### MATERIAL SUPPLIED:
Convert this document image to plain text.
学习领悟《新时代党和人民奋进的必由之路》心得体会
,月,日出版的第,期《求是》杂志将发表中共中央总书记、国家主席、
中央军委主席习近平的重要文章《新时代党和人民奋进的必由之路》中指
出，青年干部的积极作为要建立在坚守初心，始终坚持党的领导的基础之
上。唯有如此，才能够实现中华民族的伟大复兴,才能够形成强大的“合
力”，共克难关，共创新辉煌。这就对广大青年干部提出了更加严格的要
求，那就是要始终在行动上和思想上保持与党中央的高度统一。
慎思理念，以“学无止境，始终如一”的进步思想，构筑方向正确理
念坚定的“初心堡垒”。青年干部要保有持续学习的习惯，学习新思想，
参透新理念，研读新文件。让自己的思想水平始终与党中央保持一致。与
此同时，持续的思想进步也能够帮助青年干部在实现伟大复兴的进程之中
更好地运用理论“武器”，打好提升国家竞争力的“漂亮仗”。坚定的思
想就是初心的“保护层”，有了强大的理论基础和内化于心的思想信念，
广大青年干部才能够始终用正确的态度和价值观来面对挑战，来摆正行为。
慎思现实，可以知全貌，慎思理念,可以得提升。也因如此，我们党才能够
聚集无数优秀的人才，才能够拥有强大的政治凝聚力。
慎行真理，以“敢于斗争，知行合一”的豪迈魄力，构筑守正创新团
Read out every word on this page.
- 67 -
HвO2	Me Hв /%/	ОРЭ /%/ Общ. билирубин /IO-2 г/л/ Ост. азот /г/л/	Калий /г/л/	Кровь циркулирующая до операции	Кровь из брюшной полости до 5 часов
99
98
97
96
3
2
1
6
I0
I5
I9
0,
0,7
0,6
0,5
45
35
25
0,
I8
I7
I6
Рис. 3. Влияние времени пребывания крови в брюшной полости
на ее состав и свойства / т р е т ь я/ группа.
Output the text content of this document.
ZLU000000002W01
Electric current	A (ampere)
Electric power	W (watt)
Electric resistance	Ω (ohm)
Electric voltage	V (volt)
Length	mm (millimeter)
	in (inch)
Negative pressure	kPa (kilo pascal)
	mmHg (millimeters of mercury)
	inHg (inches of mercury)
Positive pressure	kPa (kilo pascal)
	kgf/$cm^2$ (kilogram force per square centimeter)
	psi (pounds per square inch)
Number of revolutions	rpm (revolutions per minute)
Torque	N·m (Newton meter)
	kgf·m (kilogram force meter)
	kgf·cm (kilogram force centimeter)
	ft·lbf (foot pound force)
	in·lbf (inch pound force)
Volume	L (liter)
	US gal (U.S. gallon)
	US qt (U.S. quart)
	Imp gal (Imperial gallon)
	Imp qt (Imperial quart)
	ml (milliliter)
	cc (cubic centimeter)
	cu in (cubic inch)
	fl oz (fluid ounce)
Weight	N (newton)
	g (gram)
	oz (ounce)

### SET EXERCISE:
Look through the entries above. Extract each line with the word "centimeter".

### RESULT BELOW:
	kgf/$cm^2$ (kilogram force per square centimeter)
	kgf·cm (kilogram force centimeter)
	cc (cubic centimeter)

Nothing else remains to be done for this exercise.